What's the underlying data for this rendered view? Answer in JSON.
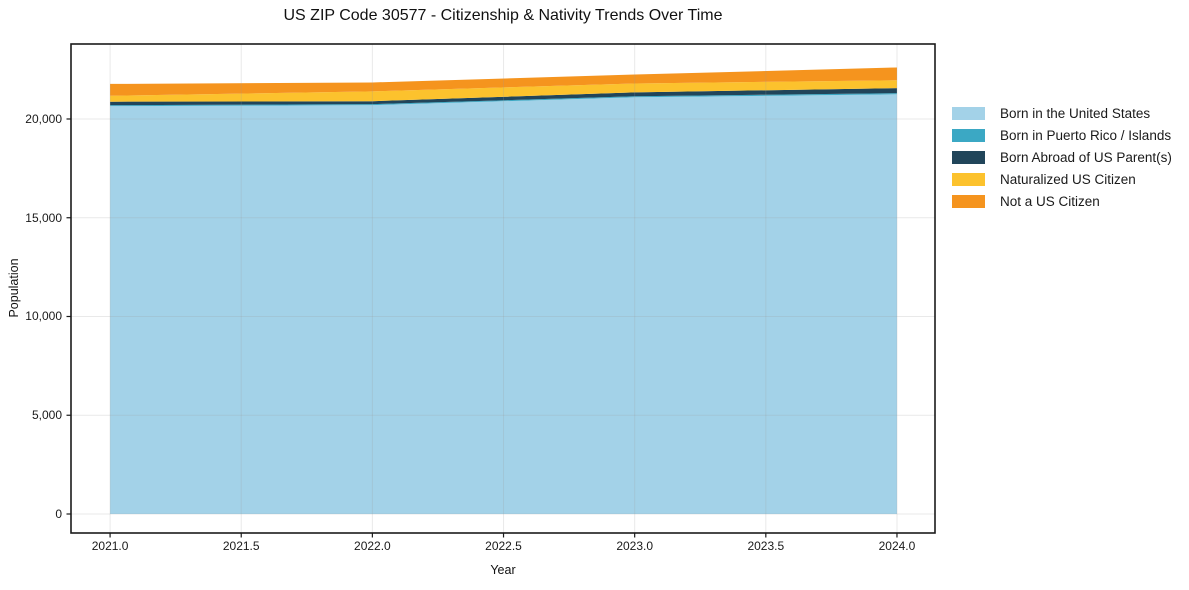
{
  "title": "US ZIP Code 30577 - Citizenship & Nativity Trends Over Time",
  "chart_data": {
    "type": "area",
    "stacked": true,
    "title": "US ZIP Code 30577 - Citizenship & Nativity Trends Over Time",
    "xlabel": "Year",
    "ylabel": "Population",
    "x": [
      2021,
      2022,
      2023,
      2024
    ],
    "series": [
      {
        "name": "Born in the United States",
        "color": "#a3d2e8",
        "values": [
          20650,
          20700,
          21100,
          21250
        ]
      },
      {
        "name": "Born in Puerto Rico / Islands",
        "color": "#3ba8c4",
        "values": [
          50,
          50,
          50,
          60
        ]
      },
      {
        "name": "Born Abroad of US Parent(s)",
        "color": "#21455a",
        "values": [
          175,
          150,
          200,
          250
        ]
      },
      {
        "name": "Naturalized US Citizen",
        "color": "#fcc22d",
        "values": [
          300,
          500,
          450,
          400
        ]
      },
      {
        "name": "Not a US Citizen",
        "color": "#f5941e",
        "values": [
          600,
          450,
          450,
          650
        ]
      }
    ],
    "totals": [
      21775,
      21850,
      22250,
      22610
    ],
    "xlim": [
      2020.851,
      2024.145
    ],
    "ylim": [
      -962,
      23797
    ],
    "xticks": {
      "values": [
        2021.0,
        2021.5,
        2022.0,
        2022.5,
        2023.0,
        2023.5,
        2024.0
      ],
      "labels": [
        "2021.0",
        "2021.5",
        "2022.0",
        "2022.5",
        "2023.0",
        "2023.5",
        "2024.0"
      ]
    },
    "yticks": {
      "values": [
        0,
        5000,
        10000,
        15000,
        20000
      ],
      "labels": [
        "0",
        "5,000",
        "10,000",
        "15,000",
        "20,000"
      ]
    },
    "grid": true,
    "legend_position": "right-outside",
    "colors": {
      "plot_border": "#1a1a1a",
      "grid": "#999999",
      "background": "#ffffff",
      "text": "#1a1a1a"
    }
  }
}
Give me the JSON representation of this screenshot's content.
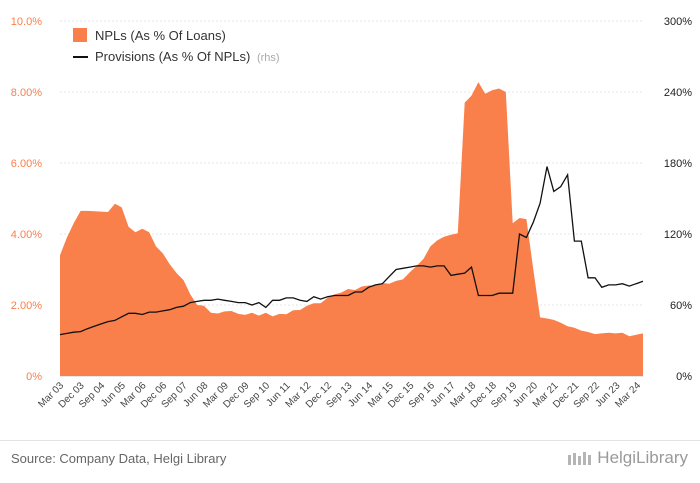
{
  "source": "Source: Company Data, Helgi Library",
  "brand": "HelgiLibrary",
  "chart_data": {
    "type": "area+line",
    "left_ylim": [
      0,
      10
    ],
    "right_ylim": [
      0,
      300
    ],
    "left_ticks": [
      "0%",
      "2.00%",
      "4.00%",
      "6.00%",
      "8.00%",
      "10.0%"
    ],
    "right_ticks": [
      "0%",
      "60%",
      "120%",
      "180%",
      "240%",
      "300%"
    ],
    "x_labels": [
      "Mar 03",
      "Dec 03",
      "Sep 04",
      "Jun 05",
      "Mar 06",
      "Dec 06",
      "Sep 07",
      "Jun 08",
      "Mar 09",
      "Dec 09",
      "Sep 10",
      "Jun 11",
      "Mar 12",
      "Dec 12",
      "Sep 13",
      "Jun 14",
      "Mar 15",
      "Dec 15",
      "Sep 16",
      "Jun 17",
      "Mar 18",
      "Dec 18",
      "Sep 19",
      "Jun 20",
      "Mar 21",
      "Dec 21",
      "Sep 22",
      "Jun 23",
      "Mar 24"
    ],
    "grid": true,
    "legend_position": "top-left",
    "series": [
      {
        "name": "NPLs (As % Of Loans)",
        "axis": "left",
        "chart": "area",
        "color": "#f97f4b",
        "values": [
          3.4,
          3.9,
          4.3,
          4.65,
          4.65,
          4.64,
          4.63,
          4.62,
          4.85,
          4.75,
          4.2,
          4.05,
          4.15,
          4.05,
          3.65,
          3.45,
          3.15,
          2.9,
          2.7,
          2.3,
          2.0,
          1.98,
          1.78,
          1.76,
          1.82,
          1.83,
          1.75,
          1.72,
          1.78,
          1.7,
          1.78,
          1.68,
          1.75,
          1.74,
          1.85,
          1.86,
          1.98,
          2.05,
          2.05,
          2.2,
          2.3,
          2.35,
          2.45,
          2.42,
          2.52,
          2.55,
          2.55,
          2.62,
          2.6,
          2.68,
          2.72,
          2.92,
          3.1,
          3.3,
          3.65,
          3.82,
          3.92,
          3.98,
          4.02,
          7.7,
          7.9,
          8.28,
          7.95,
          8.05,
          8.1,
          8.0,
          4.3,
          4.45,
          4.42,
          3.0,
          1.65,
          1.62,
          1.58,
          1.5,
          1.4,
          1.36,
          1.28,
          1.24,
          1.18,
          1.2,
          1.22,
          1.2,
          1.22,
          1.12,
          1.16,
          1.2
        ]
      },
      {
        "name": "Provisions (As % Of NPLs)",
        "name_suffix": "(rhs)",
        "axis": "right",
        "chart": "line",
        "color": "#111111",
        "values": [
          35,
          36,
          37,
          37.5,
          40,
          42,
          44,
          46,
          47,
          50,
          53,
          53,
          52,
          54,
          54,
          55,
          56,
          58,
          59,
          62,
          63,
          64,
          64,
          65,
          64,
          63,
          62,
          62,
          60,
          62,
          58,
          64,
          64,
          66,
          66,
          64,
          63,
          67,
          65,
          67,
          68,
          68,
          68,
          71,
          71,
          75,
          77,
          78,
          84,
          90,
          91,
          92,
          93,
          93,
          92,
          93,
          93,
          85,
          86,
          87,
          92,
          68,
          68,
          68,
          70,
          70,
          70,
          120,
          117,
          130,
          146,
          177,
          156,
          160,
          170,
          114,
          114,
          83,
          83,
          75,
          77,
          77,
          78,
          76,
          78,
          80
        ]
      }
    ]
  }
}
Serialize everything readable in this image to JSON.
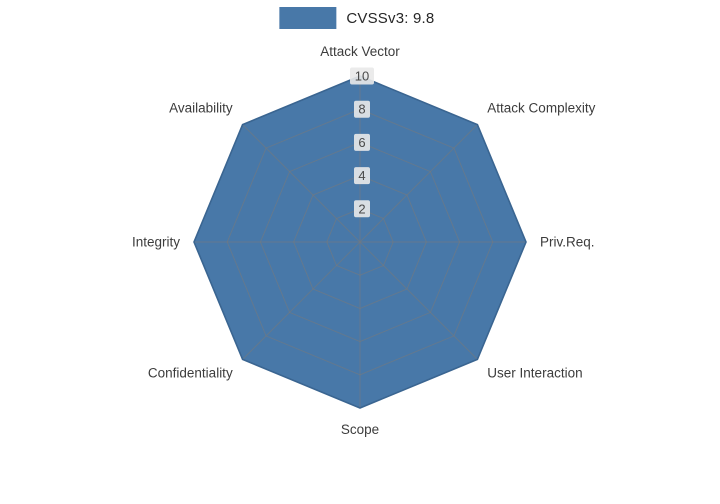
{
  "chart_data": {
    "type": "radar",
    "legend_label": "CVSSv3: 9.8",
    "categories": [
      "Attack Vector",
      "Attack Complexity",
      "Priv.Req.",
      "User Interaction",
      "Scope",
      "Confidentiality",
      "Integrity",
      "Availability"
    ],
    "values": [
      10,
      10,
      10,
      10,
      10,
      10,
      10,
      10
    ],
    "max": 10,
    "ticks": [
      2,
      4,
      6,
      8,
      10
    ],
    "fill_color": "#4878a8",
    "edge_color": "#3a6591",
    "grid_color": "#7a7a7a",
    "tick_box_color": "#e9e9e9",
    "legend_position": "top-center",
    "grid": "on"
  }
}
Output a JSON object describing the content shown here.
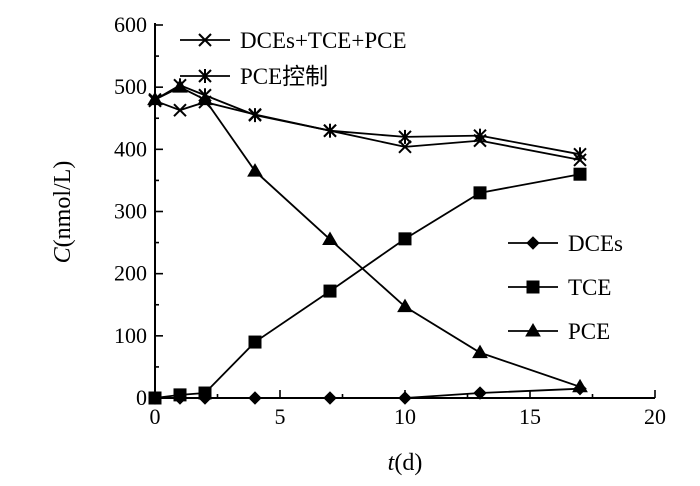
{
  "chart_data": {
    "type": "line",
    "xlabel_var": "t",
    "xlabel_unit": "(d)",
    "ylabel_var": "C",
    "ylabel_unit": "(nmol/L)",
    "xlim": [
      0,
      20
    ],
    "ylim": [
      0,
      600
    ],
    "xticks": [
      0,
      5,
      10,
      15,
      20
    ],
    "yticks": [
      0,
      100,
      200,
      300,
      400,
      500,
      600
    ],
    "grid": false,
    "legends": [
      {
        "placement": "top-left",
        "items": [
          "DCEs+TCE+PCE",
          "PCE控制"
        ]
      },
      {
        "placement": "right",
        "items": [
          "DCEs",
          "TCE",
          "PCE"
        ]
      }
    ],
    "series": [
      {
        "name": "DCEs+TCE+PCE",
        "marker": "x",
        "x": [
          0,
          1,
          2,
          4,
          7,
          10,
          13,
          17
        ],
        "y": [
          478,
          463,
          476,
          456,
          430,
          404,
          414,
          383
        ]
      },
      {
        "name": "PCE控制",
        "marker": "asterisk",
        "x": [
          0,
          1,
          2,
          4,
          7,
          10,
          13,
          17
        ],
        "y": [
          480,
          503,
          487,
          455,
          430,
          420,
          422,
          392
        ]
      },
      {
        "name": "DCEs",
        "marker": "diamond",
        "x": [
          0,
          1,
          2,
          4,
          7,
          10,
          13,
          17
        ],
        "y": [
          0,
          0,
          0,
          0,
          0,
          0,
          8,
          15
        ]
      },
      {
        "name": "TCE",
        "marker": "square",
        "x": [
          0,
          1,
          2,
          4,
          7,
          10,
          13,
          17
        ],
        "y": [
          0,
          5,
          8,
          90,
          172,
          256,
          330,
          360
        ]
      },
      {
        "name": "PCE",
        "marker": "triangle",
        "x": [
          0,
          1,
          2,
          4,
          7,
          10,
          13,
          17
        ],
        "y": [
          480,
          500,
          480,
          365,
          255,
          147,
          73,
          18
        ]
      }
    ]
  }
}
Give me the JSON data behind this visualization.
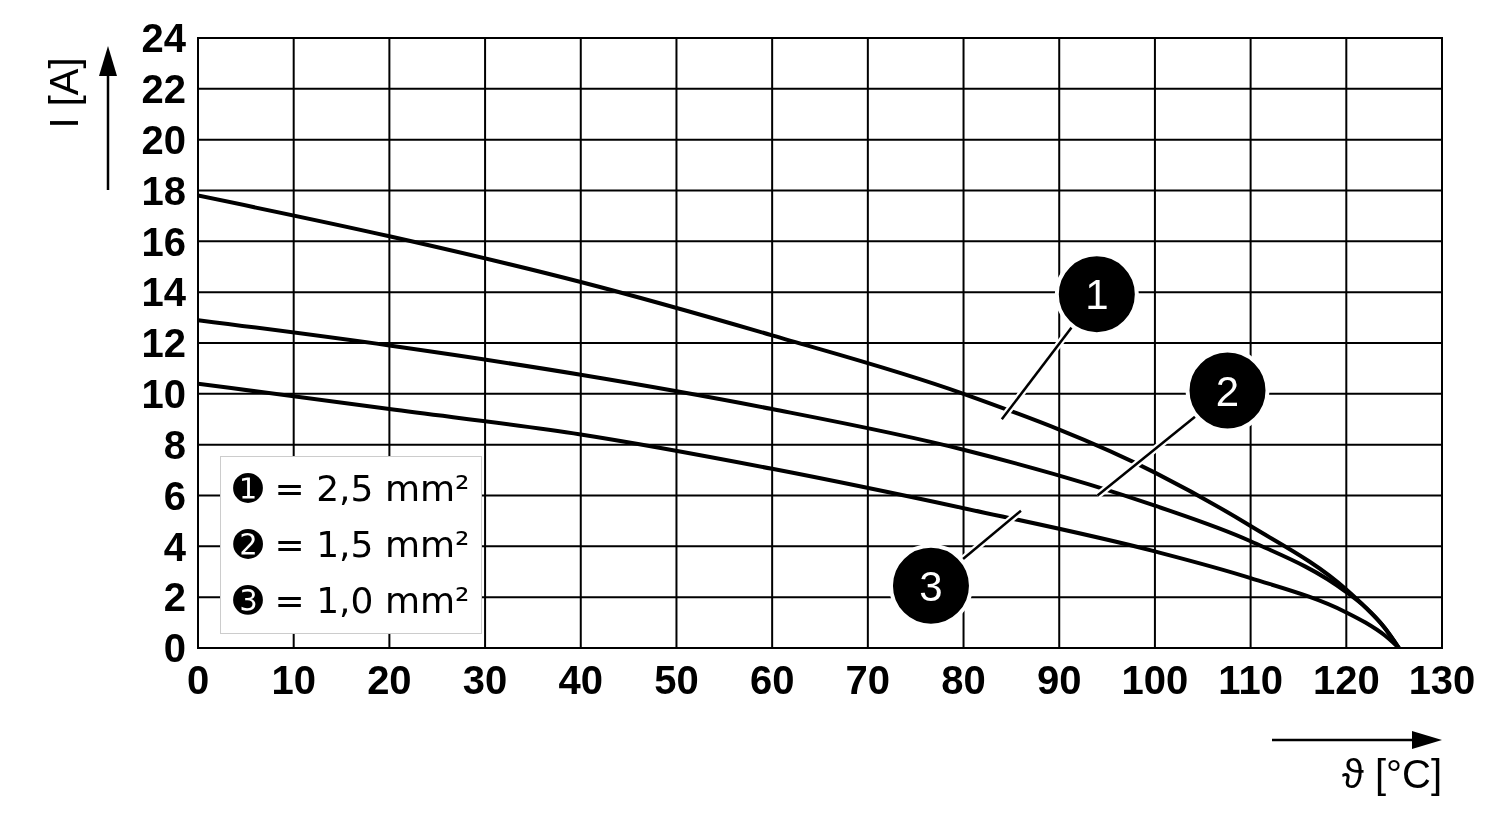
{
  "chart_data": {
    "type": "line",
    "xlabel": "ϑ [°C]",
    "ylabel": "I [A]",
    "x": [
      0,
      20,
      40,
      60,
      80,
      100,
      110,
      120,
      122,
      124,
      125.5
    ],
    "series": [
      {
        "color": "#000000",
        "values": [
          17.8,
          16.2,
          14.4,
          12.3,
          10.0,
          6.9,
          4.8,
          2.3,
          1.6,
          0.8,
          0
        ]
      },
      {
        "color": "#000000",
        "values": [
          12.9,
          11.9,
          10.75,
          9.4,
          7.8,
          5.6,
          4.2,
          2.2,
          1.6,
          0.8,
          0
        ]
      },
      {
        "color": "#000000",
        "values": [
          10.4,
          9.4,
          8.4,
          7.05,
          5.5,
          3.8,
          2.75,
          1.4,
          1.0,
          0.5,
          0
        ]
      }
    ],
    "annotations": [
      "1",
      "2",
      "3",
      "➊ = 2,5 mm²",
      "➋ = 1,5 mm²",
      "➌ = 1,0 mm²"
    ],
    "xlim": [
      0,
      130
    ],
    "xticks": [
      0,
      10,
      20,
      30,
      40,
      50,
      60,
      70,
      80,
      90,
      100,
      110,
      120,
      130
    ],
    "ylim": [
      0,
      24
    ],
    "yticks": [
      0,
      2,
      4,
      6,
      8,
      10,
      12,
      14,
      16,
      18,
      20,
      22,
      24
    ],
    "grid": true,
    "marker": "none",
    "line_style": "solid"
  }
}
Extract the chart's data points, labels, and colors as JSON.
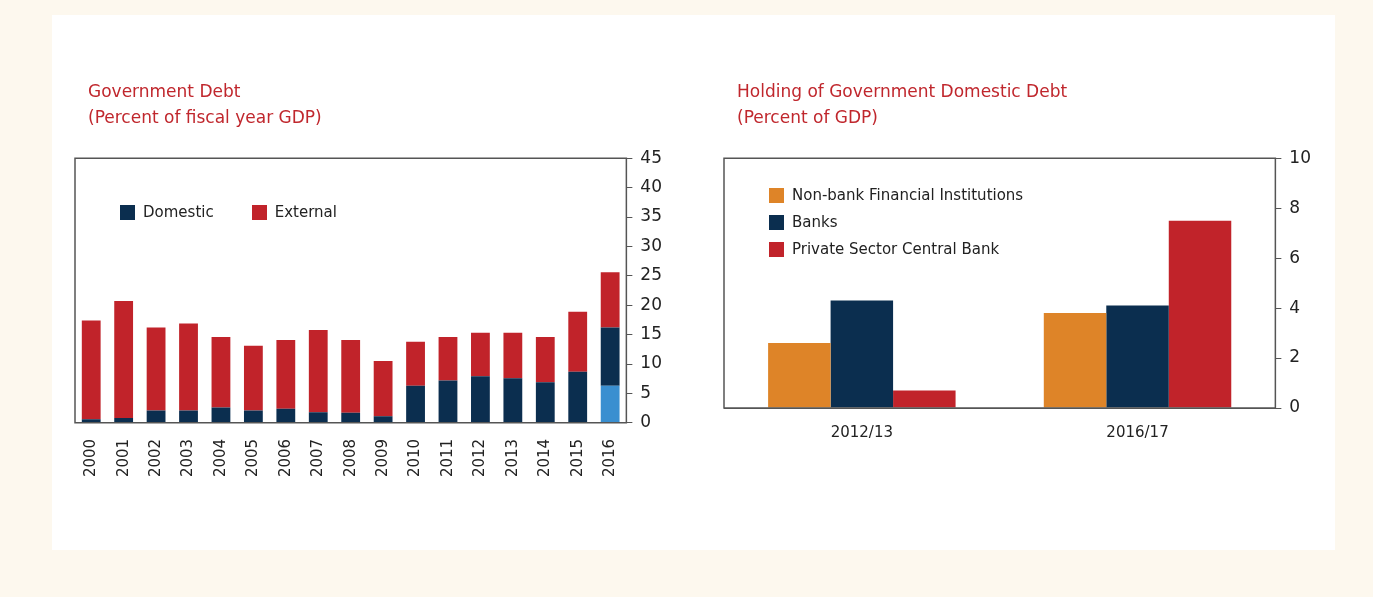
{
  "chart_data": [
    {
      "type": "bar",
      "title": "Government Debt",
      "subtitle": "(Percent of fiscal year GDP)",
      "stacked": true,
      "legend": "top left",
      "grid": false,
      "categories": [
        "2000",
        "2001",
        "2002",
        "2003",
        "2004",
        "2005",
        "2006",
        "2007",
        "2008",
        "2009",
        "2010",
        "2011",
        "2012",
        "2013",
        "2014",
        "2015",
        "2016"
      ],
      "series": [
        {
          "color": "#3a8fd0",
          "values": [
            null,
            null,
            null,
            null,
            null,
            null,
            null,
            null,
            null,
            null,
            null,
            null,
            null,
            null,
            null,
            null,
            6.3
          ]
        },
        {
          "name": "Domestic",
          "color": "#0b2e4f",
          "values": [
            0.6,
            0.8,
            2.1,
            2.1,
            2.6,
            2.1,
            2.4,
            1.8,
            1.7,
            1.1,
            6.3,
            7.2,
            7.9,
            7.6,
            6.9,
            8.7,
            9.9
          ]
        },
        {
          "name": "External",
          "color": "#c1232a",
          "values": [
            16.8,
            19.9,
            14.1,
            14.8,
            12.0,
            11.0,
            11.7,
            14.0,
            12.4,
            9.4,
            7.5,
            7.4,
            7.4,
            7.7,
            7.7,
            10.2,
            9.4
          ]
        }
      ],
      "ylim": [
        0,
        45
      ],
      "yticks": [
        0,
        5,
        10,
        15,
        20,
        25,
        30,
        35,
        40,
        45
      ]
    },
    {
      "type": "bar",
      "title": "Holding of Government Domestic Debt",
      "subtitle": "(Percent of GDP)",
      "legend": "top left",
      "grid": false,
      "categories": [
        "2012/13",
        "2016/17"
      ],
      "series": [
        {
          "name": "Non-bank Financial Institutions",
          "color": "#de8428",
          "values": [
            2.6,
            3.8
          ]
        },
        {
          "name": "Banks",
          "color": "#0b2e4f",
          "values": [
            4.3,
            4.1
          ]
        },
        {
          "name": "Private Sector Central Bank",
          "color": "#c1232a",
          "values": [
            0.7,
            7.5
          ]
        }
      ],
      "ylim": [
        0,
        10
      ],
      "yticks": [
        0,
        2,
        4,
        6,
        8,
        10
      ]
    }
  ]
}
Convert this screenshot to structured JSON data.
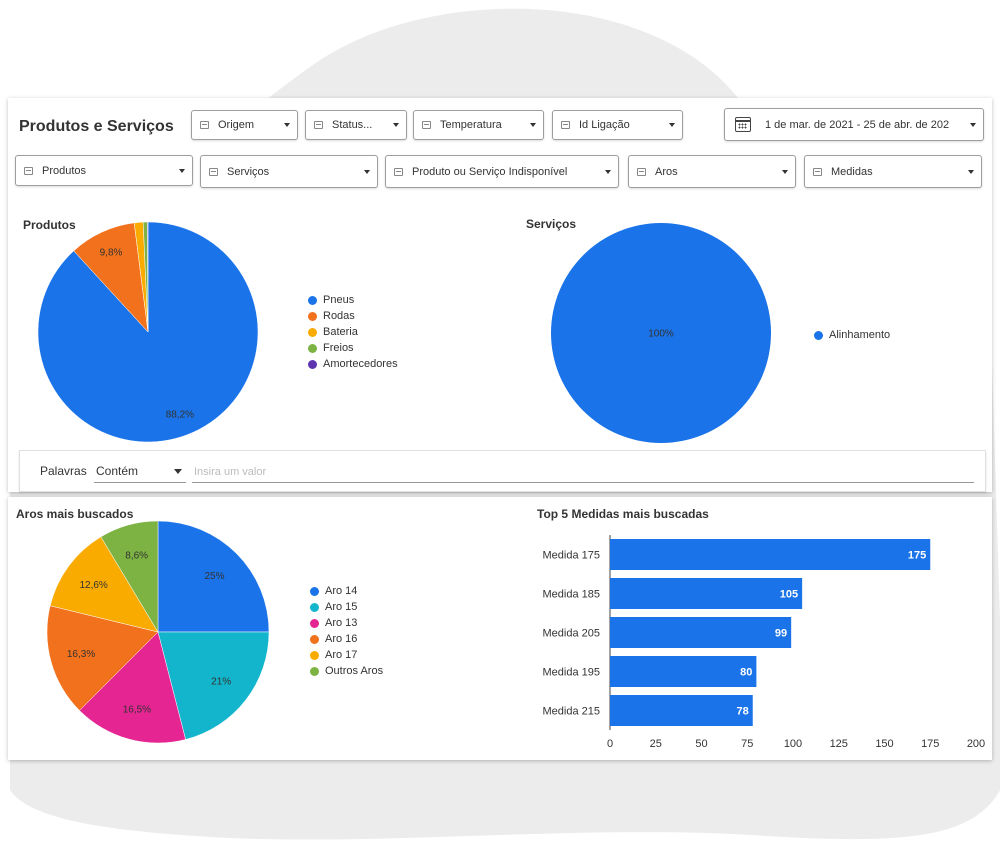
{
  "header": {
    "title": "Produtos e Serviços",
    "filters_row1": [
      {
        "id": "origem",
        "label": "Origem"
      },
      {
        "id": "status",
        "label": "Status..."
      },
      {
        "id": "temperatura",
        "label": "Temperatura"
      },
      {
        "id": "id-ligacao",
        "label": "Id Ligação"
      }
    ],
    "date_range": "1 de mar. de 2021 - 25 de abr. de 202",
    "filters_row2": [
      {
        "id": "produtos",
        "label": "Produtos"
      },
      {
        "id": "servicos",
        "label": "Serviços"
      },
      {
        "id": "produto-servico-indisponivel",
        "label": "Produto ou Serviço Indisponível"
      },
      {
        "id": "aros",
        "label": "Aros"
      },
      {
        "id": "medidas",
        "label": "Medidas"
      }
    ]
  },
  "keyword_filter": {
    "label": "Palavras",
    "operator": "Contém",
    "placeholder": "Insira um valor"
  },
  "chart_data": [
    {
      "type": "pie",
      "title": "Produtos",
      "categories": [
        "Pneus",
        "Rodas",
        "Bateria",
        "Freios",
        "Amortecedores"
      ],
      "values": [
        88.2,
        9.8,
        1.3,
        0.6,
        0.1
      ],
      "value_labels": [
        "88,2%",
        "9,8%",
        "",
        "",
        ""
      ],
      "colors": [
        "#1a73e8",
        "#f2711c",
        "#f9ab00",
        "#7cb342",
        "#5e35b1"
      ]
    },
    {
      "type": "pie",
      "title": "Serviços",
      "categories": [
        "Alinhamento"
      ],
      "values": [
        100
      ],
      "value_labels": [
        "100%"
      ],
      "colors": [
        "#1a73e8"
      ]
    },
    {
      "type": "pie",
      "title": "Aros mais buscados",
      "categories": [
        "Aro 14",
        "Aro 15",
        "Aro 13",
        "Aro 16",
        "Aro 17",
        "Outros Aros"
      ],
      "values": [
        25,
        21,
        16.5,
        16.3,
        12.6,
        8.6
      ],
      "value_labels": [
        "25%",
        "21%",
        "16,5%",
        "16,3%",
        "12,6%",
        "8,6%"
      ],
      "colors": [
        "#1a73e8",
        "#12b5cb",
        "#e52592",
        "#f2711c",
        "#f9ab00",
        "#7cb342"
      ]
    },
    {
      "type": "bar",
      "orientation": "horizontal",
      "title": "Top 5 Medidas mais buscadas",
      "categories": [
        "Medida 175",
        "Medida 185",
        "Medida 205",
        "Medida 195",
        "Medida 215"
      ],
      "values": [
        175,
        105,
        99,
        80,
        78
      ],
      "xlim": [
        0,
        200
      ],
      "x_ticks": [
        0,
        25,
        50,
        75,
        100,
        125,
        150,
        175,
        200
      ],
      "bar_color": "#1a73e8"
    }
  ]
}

★ ★ ★ ★

(WHAT IS BEING ASKED) For each line in the data above that contains the string "Time", extract the line.

(WRITTEN REPLY)
  "title": "US ZIP Code 30577 - Citizenship & Nativity Trends Over Time",
    "title": "US ZIP Code 30577 - Citizenship & Nativity Trends Over Time",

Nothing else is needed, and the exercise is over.